Description of the task
Extract the complete data exactly as given.

Data records:
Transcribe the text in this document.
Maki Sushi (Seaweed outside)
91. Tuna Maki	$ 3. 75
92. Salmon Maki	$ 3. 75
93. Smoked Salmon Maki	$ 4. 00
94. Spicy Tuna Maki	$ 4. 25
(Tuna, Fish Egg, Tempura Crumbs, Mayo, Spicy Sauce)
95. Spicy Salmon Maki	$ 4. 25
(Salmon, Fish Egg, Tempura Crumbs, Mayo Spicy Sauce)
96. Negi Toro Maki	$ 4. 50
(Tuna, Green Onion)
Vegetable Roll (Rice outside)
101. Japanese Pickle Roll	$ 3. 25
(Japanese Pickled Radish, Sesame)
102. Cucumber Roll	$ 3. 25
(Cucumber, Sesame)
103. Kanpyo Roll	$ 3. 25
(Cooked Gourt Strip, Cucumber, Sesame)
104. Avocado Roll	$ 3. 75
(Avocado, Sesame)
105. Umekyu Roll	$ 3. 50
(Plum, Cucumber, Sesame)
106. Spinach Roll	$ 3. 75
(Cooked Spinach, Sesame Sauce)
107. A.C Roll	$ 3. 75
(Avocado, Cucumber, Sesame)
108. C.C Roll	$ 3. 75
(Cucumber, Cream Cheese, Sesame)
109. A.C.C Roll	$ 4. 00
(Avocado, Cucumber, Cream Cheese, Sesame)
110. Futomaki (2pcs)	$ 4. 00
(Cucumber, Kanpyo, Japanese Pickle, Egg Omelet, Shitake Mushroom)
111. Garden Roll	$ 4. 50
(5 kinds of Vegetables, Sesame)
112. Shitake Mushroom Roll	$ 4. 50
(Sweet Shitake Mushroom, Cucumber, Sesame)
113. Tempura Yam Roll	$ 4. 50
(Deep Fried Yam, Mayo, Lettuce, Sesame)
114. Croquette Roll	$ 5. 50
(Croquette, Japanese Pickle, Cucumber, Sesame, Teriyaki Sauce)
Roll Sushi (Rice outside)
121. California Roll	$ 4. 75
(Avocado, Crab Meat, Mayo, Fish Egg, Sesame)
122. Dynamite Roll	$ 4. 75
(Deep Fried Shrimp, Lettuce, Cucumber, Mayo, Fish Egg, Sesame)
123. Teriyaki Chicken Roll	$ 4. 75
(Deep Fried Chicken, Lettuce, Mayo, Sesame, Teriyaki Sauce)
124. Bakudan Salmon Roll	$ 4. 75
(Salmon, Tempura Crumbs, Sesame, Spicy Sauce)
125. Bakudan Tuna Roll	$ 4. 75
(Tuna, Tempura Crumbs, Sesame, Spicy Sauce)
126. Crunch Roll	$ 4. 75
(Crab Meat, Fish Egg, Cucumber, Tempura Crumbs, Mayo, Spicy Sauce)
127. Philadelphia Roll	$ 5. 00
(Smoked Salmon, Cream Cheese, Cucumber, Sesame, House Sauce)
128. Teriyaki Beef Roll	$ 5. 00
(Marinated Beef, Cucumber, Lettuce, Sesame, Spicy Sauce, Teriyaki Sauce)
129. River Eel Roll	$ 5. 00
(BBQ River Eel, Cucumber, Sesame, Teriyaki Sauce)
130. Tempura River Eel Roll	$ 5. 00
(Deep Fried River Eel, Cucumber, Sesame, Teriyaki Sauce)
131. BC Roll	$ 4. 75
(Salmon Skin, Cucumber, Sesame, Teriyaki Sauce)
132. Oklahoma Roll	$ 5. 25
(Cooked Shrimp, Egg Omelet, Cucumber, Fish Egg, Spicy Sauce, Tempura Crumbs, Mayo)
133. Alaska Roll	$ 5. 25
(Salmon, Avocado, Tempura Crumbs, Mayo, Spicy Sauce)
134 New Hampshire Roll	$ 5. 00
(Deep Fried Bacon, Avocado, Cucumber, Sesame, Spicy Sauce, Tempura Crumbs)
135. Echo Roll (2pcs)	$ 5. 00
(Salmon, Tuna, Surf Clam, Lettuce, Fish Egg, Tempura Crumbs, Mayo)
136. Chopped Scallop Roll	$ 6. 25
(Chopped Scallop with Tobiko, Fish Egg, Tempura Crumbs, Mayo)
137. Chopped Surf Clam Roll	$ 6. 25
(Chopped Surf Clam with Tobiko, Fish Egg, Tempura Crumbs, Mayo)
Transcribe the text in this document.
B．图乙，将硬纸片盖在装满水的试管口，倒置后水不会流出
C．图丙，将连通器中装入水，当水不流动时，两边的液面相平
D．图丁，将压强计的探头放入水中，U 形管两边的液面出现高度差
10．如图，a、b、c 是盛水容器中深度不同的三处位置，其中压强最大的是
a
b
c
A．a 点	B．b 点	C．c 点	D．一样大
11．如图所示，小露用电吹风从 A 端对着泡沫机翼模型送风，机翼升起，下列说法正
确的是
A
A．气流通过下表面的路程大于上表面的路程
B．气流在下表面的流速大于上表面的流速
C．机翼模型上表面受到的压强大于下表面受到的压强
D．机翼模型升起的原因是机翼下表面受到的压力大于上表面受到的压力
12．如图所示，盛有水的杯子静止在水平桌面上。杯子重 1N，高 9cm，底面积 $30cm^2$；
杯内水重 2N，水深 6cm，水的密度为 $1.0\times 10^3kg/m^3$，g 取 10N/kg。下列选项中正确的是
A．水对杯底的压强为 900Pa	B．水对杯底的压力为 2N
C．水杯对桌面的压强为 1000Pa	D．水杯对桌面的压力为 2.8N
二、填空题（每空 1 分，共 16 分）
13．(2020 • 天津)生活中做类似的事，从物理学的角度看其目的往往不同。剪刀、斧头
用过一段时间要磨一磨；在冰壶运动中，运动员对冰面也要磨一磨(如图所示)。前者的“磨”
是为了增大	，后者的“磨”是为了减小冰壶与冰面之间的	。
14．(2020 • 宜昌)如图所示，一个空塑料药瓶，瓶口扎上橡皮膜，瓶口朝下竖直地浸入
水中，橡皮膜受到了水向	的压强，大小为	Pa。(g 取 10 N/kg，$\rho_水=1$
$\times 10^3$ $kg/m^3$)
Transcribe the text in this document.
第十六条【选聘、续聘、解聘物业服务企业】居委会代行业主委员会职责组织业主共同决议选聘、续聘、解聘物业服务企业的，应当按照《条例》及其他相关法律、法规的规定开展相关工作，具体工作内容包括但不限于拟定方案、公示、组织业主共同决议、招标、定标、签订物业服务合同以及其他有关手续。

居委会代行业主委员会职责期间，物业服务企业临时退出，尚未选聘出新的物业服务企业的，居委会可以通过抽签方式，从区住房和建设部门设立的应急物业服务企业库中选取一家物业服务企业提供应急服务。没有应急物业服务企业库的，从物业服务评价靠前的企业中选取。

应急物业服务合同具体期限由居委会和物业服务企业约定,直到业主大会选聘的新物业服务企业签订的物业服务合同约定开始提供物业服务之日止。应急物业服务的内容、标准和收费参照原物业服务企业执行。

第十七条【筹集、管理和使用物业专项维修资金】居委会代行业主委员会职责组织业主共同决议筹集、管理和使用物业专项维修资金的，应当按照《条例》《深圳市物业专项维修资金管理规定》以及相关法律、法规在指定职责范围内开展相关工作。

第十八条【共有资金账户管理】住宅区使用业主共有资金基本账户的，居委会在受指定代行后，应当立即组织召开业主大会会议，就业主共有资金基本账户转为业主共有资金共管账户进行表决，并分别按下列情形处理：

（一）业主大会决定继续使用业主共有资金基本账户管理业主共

Answer to this task
Transcribe the text in this document.
Maki Sushi (Seaweed outside)
91. Tuna Maki	$ 3. 75
92. Salmon Maki	$ 3. 75
93. Smoked Salmon Maki	$ 4. 00
94. Spicy Tuna Maki	$ 4. 25
(Tuna, Fish Egg, Tempura Crumbs, Mayo, Spicy Sauce)
95. Spicy Salmon Maki	$ 4. 25
(Salmon, Fish Egg, Tempura Crumbs, Mayo Spicy Sauce)
96. Negi Toro Maki	$ 4. 50
(Tuna, Green Onion)
Vegetable Roll (Rice outside)
101. Japanese Pickle Roll	$ 3. 25
(Japanese Pickled Radish, Sesame)
102. Cucumber Roll	$ 3. 25
(Cucumber, Sesame)
103. Kanpyo Roll	$ 3. 25
(Cooked Gourt Strip, Cucumber, Sesame)
104. Avocado Roll	$ 3. 75
(Avocado, Sesame)
105. Umekyu Roll	$ 3. 50
(Plum, Cucumber, Sesame)
106. Spinach Roll	$ 3. 75
(Cooked Spinach, Sesame Sauce)
107. A.C Roll	$ 3. 75
(Avocado, Cucumber, Sesame)
108. C.C Roll	$ 3. 75
(Cucumber, Cream Cheese, Sesame)
109. A.C.C Roll	$ 4. 00
(Avocado, Cucumber, Cream Cheese, Sesame)
110. Futomaki (2pcs)	$ 4. 00
(Cucumber, Kanpyo, Japanese Pickle, Egg Omelet, Shitake Mushroom)
111. Garden Roll	$ 4. 50
(5 kinds of Vegetables, Sesame)
112. Shitake Mushroom Roll	$ 4. 50
(Sweet Shitake Mushroom, Cucumber, Sesame)
113. Tempura Yam Roll	$ 4. 50
(Deep Fried Yam, Mayo, Lettuce, Sesame)
114. Croquette Roll	$ 5. 50
(Croquette, Japanese Pickle, Cucumber, Sesame, Teriyaki Sauce)
Roll Sushi (Rice outside)
121. California Roll	$ 4. 75
(Avocado, Crab Meat, Mayo, Fish Egg, Sesame)
122. Dynamite Roll	$ 4. 75
(Deep Fried Shrimp, Lettuce, Cucumber, Mayo, Fish Egg, Sesame)
123. Teriyaki Chicken Roll	$ 4. 75
(Deep Fried Chicken, Lettuce, Mayo, Sesame, Teriyaki Sauce)
124. Bakudan Salmon Roll	$ 4. 75
(Salmon, Tempura Crumbs, Sesame, Spicy Sauce)
125. Bakudan Tuna Roll	$ 4. 75
(Tuna, Tempura Crumbs, Sesame, Spicy Sauce)
126. Crunch Roll	$ 4. 75
(Crab Meat, Fish Egg, Cucumber, Tempura Crumbs, Mayo, Spicy Sauce)
127. Philadelphia Roll	$ 5. 00
(Smoked Salmon, Cream Cheese, Cucumber, Sesame, House Sauce)
128. Teriyaki Beef Roll	$ 5. 00
(Marinated Beef, Cucumber, Lettuce, Sesame, Spicy Sauce, Teriyaki Sauce)
129. River Eel Roll	$ 5. 00
(BBQ River Eel, Cucumber, Sesame, Teriyaki Sauce)
130. Tempura River Eel Roll	$ 5. 00
(Deep Fried River Eel, Cucumber, Sesame, Teriyaki Sauce)
131. BC Roll	$ 4. 75
(Salmon Skin, Cucumber, Sesame, Teriyaki Sauce)
132. Oklahoma Roll	$ 5. 25
(Cooked Shrimp, Egg Omelet, Cucumber, Fish Egg, Spicy Sauce, Tempura Crumbs, Mayo)
133. Alaska Roll	$ 5. 25
(Salmon, Avocado, Tempura Crumbs, Mayo, Spicy Sauce)
134 New Hampshire Roll	$ 5. 00
(Deep Fried Bacon, Avocado, Cucumber, Sesame, Spicy Sauce, Tempura Crumbs)
135. Echo Roll (2pcs)	$ 5. 00
(Salmon, Tuna, Surf Clam, Lettuce, Fish Egg, Tempura Crumbs, Mayo)
136. Chopped Scallop Roll	$ 6. 25
(Chopped Scallop with Tobiko, Fish Egg, Tempura Crumbs, Mayo)
137. Chopped Surf Clam Roll	$ 6. 25
(Chopped Surf Clam with Tobiko, Fish Egg, Tempura Crumbs, Mayo)
Transcribe the text in this document.
B．图乙，将硬纸片盖在装满水的试管口，倒置后水不会流出
C．图丙，将连通器中装入水，当水不流动时，两边的液面相平
D．图丁，将压强计的探头放入水中，U 形管两边的液面出现高度差
10．如图，a、b、c 是盛水容器中深度不同的三处位置，其中压强最大的是
a
b
c
A．a 点	B．b 点	C．c 点	D．一样大
11．如图所示，小露用电吹风从 A 端对着泡沫机翼模型送风，机翼升起，下列说法正
确的是
A
A．气流通过下表面的路程大于上表面的路程
B．气流在下表面的流速大于上表面的流速
C．机翼模型上表面受到的压强大于下表面受到的压强
D．机翼模型升起的原因是机翼下表面受到的压力大于上表面受到的压力
12．如图所示，盛有水的杯子静止在水平桌面上。杯子重 1N，高 9cm，底面积 $30cm^2$；
杯内水重 2N，水深 6cm，水的密度为 $1.0\times 10^3kg/m^3$，g 取 10N/kg。下列选项中正确的是
A．水对杯底的压强为 900Pa	B．水对杯底的压力为 2N
C．水杯对桌面的压强为 1000Pa	D．水杯对桌面的压力为 2.8N
二、填空题（每空 1 分，共 16 分）
13．(2020 • 天津)生活中做类似的事，从物理学的角度看其目的往往不同。剪刀、斧头
用过一段时间要磨一磨；在冰壶运动中，运动员对冰面也要磨一磨(如图所示)。前者的“磨”
是为了增大	，后者的“磨”是为了减小冰壶与冰面之间的	。
14．(2020 • 宜昌)如图所示，一个空塑料药瓶，瓶口扎上橡皮膜，瓶口朝下竖直地浸入
水中，橡皮膜受到了水向	的压强，大小为	Pa。(g 取 10 N/kg，$\rho_水=1$
$\times 10^3$ $kg/m^3$)
Transcribe the text in this document.
第十六条【选聘、续聘、解聘物业服务企业】居委会代行业主委员会职责组织业主共同决议选聘、续聘、解聘物业服务企业的，应当按照《条例》及其他相关法律、法规的规定开展相关工作，具体工作内容包括但不限于拟定方案、公示、组织业主共同决议、招标、定标、签订物业服务合同以及其他有关手续。

居委会代行业主委员会职责期间，物业服务企业临时退出，尚未选聘出新的物业服务企业的，居委会可以通过抽签方式，从区住房和建设部门设立的应急物业服务企业库中选取一家物业服务企业提供应急服务。没有应急物业服务企业库的，从物业服务评价靠前的企业中选取。

应急物业服务合同具体期限由居委会和物业服务企业约定,直到业主大会选聘的新物业服务企业签订的物业服务合同约定开始提供物业服务之日止。应急物业服务的内容、标准和收费参照原物业服务企业执行。

第十七条【筹集、管理和使用物业专项维修资金】居委会代行业主委员会职责组织业主共同决议筹集、管理和使用物业专项维修资金的，应当按照《条例》《深圳市物业专项维修资金管理规定》以及相关法律、法规在指定职责范围内开展相关工作。

第十八条【共有资金账户管理】住宅区使用业主共有资金基本账户的，居委会在受指定代行后，应当立即组织召开业主大会会议，就业主共有资金基本账户转为业主共有资金共管账户进行表决，并分别按下列情形处理：

（一）业主大会决定继续使用业主共有资金基本账户管理业主共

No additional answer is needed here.